--- TO DO ---
Search the data below for the word "органов" and copy each line that holds it.

--- RECORDS FOR PROCESSING ---
— Start —

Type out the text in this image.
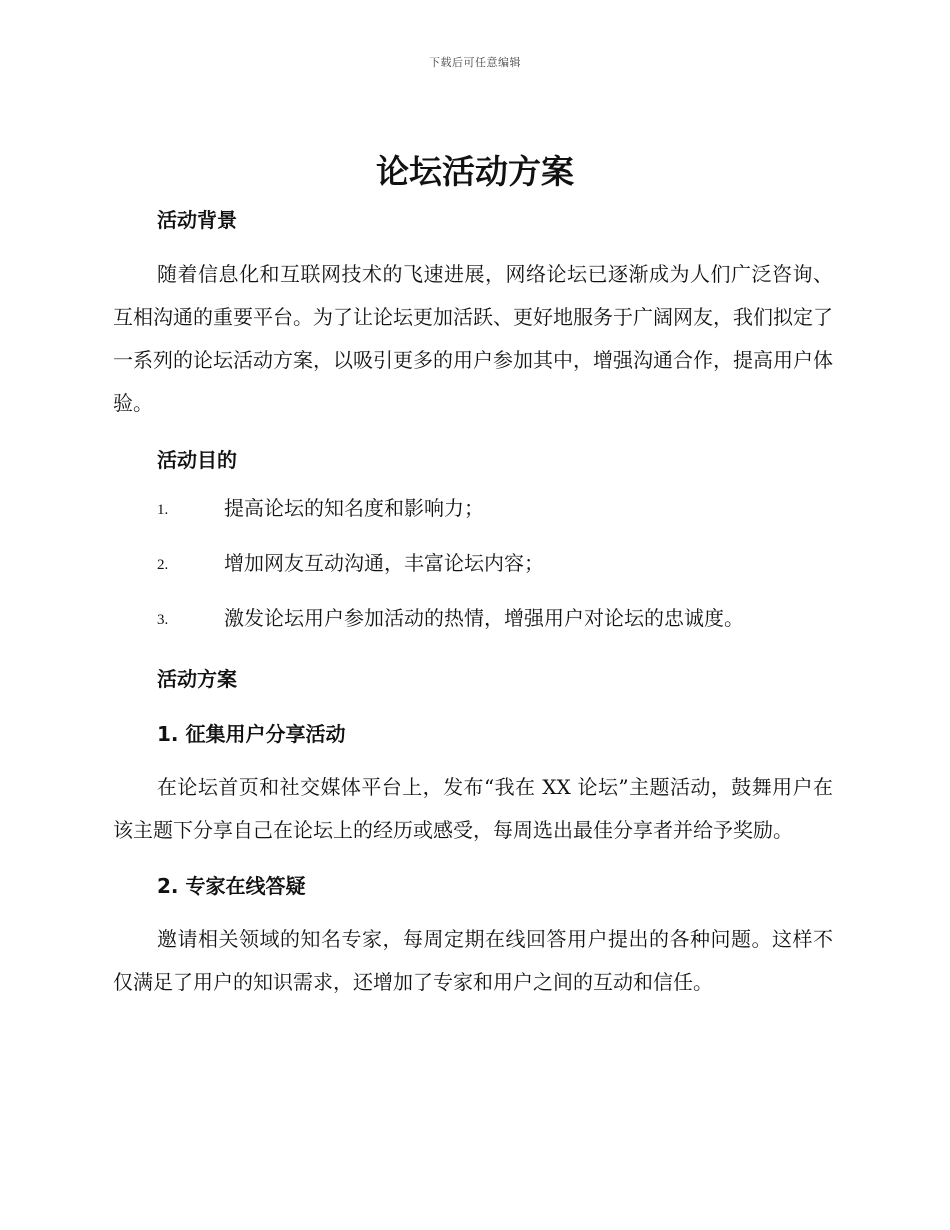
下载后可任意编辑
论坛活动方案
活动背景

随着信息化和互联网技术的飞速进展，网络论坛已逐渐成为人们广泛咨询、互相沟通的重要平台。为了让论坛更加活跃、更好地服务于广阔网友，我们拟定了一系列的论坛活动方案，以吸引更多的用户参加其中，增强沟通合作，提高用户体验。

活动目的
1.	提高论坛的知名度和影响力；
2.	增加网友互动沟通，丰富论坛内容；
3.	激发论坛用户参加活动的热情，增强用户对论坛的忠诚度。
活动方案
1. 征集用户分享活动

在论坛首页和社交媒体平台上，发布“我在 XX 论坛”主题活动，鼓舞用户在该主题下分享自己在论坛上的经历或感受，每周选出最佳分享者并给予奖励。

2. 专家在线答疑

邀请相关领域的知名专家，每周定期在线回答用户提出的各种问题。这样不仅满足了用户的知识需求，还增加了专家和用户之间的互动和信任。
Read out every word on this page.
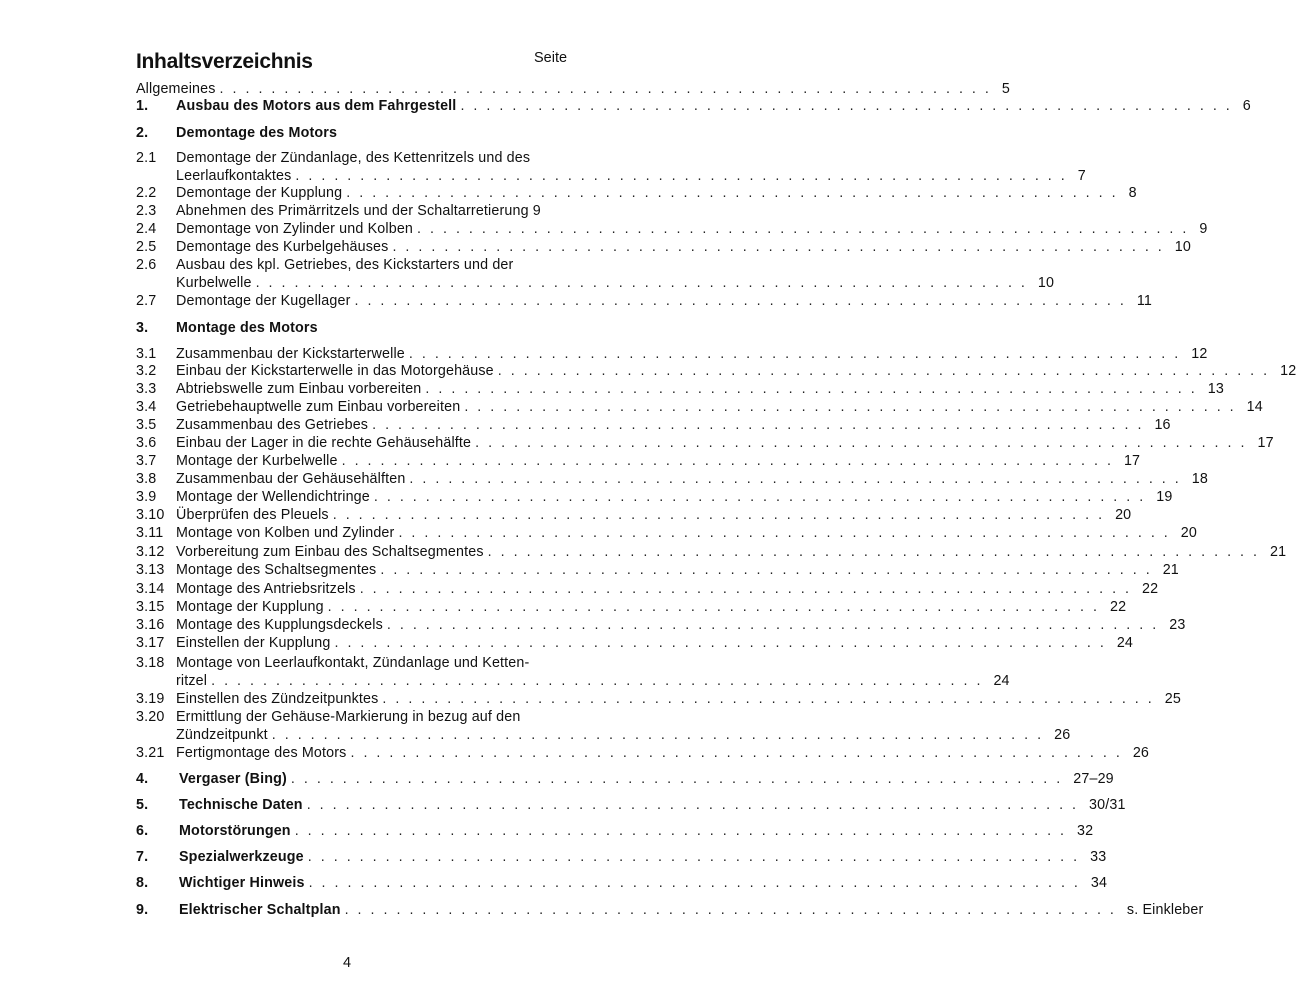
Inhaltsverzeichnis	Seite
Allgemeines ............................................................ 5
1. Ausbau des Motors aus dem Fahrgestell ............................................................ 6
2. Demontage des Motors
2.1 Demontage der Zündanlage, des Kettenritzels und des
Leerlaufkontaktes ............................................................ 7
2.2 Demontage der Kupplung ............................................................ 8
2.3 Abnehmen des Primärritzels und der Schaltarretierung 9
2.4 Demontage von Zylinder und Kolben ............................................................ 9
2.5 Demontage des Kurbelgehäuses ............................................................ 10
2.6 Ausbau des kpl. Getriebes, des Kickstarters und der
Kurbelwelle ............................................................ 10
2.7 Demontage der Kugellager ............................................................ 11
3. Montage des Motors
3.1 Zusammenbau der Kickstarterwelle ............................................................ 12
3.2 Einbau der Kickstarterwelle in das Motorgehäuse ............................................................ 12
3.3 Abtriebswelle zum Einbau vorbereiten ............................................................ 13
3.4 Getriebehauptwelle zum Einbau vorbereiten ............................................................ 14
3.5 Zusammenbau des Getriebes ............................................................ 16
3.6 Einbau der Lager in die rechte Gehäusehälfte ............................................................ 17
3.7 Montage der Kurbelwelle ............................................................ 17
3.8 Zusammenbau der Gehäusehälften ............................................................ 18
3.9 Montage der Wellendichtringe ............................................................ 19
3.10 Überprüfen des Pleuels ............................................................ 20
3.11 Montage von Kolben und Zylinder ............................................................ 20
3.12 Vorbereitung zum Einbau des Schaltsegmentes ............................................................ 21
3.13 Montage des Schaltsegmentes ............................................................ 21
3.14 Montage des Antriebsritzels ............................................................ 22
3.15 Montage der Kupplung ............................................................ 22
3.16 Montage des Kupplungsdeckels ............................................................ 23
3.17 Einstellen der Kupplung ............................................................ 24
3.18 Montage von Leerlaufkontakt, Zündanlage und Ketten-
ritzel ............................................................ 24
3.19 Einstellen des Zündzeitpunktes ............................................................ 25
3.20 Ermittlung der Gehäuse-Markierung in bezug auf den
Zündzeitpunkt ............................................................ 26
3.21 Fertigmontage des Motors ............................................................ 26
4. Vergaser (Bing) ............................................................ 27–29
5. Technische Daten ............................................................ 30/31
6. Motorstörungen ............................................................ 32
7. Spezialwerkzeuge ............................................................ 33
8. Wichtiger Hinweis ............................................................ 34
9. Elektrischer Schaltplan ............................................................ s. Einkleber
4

— End —
— Start —

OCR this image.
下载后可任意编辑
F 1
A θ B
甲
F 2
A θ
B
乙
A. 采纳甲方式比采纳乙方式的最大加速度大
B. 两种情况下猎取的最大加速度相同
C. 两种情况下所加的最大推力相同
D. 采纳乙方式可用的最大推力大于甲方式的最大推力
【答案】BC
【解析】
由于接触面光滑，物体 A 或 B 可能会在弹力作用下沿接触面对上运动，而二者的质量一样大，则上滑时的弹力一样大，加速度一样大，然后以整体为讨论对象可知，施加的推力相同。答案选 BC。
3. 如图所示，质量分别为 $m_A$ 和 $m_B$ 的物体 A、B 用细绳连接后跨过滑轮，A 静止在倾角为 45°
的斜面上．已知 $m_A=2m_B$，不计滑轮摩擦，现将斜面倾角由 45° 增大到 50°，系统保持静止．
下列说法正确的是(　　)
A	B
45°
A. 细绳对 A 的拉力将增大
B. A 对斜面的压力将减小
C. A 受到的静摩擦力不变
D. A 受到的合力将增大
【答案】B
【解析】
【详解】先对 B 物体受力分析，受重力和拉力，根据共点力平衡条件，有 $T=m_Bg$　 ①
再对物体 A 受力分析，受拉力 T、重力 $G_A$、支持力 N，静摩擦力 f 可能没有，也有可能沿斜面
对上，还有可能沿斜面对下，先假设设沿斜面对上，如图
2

— End —
— Start —

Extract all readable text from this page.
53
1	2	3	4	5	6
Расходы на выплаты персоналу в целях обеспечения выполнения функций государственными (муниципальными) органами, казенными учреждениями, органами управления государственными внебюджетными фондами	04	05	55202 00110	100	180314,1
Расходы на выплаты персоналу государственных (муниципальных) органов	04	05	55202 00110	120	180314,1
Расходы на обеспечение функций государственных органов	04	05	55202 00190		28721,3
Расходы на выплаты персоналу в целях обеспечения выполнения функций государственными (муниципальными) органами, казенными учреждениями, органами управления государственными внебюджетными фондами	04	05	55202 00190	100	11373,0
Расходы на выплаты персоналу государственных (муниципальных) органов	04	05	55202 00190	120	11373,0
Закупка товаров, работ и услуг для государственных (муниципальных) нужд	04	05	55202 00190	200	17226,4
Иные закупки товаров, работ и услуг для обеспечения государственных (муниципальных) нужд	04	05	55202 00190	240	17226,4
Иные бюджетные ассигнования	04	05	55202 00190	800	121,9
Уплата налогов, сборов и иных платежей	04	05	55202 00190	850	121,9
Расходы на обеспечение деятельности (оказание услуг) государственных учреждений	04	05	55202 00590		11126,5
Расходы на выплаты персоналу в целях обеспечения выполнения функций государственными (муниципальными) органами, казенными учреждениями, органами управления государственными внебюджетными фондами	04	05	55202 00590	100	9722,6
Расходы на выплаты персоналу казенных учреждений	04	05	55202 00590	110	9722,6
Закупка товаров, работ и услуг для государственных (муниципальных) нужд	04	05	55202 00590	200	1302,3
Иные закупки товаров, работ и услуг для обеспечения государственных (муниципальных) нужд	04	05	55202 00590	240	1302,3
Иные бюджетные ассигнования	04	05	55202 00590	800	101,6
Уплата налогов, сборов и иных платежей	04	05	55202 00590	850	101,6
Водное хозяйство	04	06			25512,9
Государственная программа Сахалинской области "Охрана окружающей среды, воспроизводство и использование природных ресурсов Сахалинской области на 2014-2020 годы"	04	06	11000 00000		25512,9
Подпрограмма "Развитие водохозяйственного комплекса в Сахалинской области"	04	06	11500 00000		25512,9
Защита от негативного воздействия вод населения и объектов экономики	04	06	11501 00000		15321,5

— End —

--- ANSWER FOR THE TASK ---
Расходы на выплаты персоналу государственных (муниципальных) органов	04	05	55202 00110	120	180314,1
Расходы на обеспечение функций государственных органов	04	05	55202 00190		28721,3
Расходы на выплаты персоналу государственных (муниципальных) органов	04	05	55202 00190	120	11373,0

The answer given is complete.